**Request:**
Retype the records that come next, word for word.
╭─ Information given
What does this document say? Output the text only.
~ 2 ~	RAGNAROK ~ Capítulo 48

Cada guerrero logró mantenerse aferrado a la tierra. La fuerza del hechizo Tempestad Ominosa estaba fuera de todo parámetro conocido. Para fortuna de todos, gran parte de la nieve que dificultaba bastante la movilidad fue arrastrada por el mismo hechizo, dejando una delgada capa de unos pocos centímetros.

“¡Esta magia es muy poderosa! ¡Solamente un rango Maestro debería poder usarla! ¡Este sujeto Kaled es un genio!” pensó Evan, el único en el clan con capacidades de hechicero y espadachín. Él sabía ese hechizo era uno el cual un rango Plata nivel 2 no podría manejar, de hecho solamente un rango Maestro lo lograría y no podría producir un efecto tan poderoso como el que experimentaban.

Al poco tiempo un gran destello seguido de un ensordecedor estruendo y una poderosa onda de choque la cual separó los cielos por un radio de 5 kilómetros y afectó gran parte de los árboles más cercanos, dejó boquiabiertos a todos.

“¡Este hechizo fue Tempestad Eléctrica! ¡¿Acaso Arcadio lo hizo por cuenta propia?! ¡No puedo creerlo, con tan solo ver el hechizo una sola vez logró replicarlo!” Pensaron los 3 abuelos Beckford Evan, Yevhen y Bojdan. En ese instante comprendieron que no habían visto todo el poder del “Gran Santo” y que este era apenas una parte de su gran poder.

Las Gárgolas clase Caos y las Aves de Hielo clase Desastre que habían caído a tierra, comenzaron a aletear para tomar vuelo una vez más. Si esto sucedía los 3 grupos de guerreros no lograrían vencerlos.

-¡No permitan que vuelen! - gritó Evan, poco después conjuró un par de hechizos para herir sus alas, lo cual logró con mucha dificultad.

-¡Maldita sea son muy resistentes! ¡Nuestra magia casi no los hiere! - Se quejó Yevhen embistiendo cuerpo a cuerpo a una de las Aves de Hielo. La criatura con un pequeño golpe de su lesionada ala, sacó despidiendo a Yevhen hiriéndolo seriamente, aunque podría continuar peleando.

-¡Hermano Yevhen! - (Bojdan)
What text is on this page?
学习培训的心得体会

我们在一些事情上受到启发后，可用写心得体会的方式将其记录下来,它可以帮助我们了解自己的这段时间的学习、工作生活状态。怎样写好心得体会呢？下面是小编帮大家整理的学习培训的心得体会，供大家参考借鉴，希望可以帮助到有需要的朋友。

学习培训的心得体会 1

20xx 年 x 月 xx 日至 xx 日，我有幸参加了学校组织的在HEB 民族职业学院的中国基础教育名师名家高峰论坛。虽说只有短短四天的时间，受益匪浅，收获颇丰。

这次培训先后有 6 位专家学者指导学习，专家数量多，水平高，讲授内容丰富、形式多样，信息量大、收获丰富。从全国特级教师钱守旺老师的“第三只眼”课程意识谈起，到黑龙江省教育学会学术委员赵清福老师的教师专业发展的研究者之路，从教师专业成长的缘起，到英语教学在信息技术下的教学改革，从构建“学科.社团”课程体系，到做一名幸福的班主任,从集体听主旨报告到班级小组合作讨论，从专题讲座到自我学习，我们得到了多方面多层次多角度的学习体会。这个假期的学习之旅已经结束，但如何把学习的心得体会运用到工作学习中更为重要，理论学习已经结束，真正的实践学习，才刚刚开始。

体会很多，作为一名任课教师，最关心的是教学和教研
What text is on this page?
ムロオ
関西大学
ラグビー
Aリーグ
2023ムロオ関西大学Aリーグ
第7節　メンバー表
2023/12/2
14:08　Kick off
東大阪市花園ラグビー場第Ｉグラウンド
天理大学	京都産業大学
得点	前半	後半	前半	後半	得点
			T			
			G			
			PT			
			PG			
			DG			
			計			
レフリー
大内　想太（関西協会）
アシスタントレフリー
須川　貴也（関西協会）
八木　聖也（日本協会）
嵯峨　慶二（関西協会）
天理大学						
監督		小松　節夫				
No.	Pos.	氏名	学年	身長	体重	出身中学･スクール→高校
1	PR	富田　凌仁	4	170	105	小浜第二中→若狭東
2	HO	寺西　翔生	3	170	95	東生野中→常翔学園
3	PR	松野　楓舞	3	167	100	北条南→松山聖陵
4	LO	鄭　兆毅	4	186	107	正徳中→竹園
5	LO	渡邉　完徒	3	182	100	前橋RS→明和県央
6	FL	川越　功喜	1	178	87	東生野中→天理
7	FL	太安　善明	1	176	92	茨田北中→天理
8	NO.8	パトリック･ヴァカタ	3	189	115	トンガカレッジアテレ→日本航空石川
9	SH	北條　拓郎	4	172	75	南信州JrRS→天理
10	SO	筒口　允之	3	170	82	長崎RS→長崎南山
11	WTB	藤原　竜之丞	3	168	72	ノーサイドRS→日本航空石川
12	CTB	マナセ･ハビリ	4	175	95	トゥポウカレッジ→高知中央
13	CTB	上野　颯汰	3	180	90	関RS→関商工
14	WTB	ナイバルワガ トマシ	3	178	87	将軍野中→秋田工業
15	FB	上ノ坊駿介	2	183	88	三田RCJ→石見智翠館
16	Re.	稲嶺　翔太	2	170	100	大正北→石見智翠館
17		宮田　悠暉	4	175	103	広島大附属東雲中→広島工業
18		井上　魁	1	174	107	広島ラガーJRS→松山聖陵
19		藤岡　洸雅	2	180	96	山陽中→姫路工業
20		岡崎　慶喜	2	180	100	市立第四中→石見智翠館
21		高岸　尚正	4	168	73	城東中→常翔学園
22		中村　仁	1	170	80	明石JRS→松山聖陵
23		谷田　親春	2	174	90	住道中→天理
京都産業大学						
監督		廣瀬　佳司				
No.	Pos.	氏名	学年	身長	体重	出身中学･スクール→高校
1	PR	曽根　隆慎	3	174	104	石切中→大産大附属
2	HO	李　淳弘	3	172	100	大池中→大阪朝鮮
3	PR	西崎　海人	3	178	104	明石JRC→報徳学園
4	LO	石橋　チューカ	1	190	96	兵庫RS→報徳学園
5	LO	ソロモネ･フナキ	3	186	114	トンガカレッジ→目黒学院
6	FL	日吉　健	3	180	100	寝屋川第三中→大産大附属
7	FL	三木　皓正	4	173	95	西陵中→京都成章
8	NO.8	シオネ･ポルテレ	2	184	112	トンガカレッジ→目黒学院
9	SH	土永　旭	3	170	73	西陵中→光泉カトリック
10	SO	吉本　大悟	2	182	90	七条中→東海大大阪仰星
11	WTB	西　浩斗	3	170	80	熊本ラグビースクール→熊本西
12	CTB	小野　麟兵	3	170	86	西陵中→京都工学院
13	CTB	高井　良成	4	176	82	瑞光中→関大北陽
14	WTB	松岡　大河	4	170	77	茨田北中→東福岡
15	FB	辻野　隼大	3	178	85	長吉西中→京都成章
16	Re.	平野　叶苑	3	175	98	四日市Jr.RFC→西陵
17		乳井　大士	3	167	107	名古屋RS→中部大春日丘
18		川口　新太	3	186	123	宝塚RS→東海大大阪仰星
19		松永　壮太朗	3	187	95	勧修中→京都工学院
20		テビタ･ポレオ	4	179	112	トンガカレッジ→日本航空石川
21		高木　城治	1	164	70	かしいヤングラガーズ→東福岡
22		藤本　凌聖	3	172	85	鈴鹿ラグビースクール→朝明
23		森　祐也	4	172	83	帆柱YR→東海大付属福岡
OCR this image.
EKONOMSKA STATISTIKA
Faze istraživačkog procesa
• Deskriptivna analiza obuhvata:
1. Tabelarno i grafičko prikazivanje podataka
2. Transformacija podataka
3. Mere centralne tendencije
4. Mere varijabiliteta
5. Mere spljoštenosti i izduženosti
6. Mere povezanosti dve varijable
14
╰─
**Complete answer:**
What does this document say? Output the text only.
~ 2 ~	RAGNAROK ~ Capítulo 48

Cada guerrero logró mantenerse aferrado a la tierra. La fuerza del hechizo Tempestad Ominosa estaba fuera de todo parámetro conocido. Para fortuna de todos, gran parte de la nieve que dificultaba bastante la movilidad fue arrastrada por el mismo hechizo, dejando una delgada capa de unos pocos centímetros.

“¡Esta magia es muy poderosa! ¡Solamente un rango Maestro debería poder usarla! ¡Este sujeto Kaled es un genio!” pensó Evan, el único en el clan con capacidades de hechicero y espadachín. Él sabía ese hechizo era uno el cual un rango Plata nivel 2 no podría manejar, de hecho solamente un rango Maestro lo lograría y no podría producir un efecto tan poderoso como el que experimentaban.

Al poco tiempo un gran destello seguido de un ensordecedor estruendo y una poderosa onda de choque la cual separó los cielos por un radio de 5 kilómetros y afectó gran parte de los árboles más cercanos, dejó boquiabiertos a todos.

“¡Este hechizo fue Tempestad Eléctrica! ¡¿Acaso Arcadio lo hizo por cuenta propia?! ¡No puedo creerlo, con tan solo ver el hechizo una sola vez logró replicarlo!” Pensaron los 3 abuelos Beckford Evan, Yevhen y Bojdan. En ese instante comprendieron que no habían visto todo el poder del “Gran Santo” y que este era apenas una parte de su gran poder.

Las Gárgolas clase Caos y las Aves de Hielo clase Desastre que habían caído a tierra, comenzaron a aletear para tomar vuelo una vez más. Si esto sucedía los 3 grupos de guerreros no lograrían vencerlos.

-¡No permitan que vuelen! - gritó Evan, poco después conjuró un par de hechizos para herir sus alas, lo cual logró con mucha dificultad.

-¡Maldita sea son muy resistentes! ¡Nuestra magia casi no los hiere! - Se quejó Yevhen embistiendo cuerpo a cuerpo a una de las Aves de Hielo. La criatura con un pequeño golpe de su lesionada ala, sacó despidiendo a Yevhen hiriéndolo seriamente, aunque podría continuar peleando.

-¡Hermano Yevhen! - (Bojdan)
What text is on this page?
学习培训的心得体会

我们在一些事情上受到启发后，可用写心得体会的方式将其记录下来,它可以帮助我们了解自己的这段时间的学习、工作生活状态。怎样写好心得体会呢？下面是小编帮大家整理的学习培训的心得体会，供大家参考借鉴，希望可以帮助到有需要的朋友。

学习培训的心得体会 1

20xx 年 x 月 xx 日至 xx 日，我有幸参加了学校组织的在HEB 民族职业学院的中国基础教育名师名家高峰论坛。虽说只有短短四天的时间，受益匪浅，收获颇丰。

这次培训先后有 6 位专家学者指导学习，专家数量多，水平高，讲授内容丰富、形式多样，信息量大、收获丰富。从全国特级教师钱守旺老师的“第三只眼”课程意识谈起，到黑龙江省教育学会学术委员赵清福老师的教师专业发展的研究者之路，从教师专业成长的缘起，到英语教学在信息技术下的教学改革，从构建“学科.社团”课程体系，到做一名幸福的班主任,从集体听主旨报告到班级小组合作讨论，从专题讲座到自我学习，我们得到了多方面多层次多角度的学习体会。这个假期的学习之旅已经结束，但如何把学习的心得体会运用到工作学习中更为重要，理论学习已经结束，真正的实践学习，才刚刚开始。

体会很多，作为一名任课教师，最关心的是教学和教研
What text is on this page?
ムロオ
関西大学
ラグビー
Aリーグ
2023ムロオ関西大学Aリーグ
第7節　メンバー表
2023/12/2
14:08　Kick off
東大阪市花園ラグビー場第Ｉグラウンド
天理大学	京都産業大学
得点	前半	後半	前半	後半	得点
			T			
			G			
			PT			
			PG			
			DG			
			計			
レフリー
大内　想太（関西協会）
アシスタントレフリー
須川　貴也（関西協会）
八木　聖也（日本協会）
嵯峨　慶二（関西協会）
天理大学						
監督		小松　節夫				
No.	Pos.	氏名	学年	身長	体重	出身中学･スクール→高校
1	PR	富田　凌仁	4	170	105	小浜第二中→若狭東
2	HO	寺西　翔生	3	170	95	東生野中→常翔学園
3	PR	松野　楓舞	3	167	100	北条南→松山聖陵
4	LO	鄭　兆毅	4	186	107	正徳中→竹園
5	LO	渡邉　完徒	3	182	100	前橋RS→明和県央
6	FL	川越　功喜	1	178	87	東生野中→天理
7	FL	太安　善明	1	176	92	茨田北中→天理
8	NO.8	パトリック･ヴァカタ	3	189	115	トンガカレッジアテレ→日本航空石川
9	SH	北條　拓郎	4	172	75	南信州JrRS→天理
10	SO	筒口　允之	3	170	82	長崎RS→長崎南山
11	WTB	藤原　竜之丞	3	168	72	ノーサイドRS→日本航空石川
12	CTB	マナセ･ハビリ	4	175	95	トゥポウカレッジ→高知中央
13	CTB	上野　颯汰	3	180	90	関RS→関商工
14	WTB	ナイバルワガ トマシ	3	178	87	将軍野中→秋田工業
15	FB	上ノ坊駿介	2	183	88	三田RCJ→石見智翠館
16	Re.	稲嶺　翔太	2	170	100	大正北→石見智翠館
17		宮田　悠暉	4	175	103	広島大附属東雲中→広島工業
18		井上　魁	1	174	107	広島ラガーJRS→松山聖陵
19		藤岡　洸雅	2	180	96	山陽中→姫路工業
20		岡崎　慶喜	2	180	100	市立第四中→石見智翠館
21		高岸　尚正	4	168	73	城東中→常翔学園
22		中村　仁	1	170	80	明石JRS→松山聖陵
23		谷田　親春	2	174	90	住道中→天理
京都産業大学						
監督		廣瀬　佳司				
No.	Pos.	氏名	学年	身長	体重	出身中学･スクール→高校
1	PR	曽根　隆慎	3	174	104	石切中→大産大附属
2	HO	李　淳弘	3	172	100	大池中→大阪朝鮮
3	PR	西崎　海人	3	178	104	明石JRC→報徳学園
4	LO	石橋　チューカ	1	190	96	兵庫RS→報徳学園
5	LO	ソロモネ･フナキ	3	186	114	トンガカレッジ→目黒学院
6	FL	日吉　健	3	180	100	寝屋川第三中→大産大附属
7	FL	三木　皓正	4	173	95	西陵中→京都成章
8	NO.8	シオネ･ポルテレ	2	184	112	トンガカレッジ→目黒学院
9	SH	土永　旭	3	170	73	西陵中→光泉カトリック
10	SO	吉本　大悟	2	182	90	七条中→東海大大阪仰星
11	WTB	西　浩斗	3	170	80	熊本ラグビースクール→熊本西
12	CTB	小野　麟兵	3	170	86	西陵中→京都工学院
13	CTB	高井　良成	4	176	82	瑞光中→関大北陽
14	WTB	松岡　大河	4	170	77	茨田北中→東福岡
15	FB	辻野　隼大	3	178	85	長吉西中→京都成章
16	Re.	平野　叶苑	3	175	98	四日市Jr.RFC→西陵
17		乳井　大士	3	167	107	名古屋RS→中部大春日丘
18		川口　新太	3	186	123	宝塚RS→東海大大阪仰星
19		松永　壮太朗	3	187	95	勧修中→京都工学院
20		テビタ･ポレオ	4	179	112	トンガカレッジ→日本航空石川
21		高木　城治	1	164	70	かしいヤングラガーズ→東福岡
22		藤本　凌聖	3	172	85	鈴鹿ラグビースクール→朝明
23		森　祐也	4	172	83	帆柱YR→東海大付属福岡
OCR this image.
EKONOMSKA STATISTIKA
Faze istraživačkog procesa
• Deskriptivna analiza obuhvata:
1. Tabelarno i grafičko prikazivanje podataka
2. Transformacija podataka
3. Mere centralne tendencije
4. Mere varijabiliteta
5. Mere spljoštenosti i izduženosti
6. Mere povezanosti dve varijable
14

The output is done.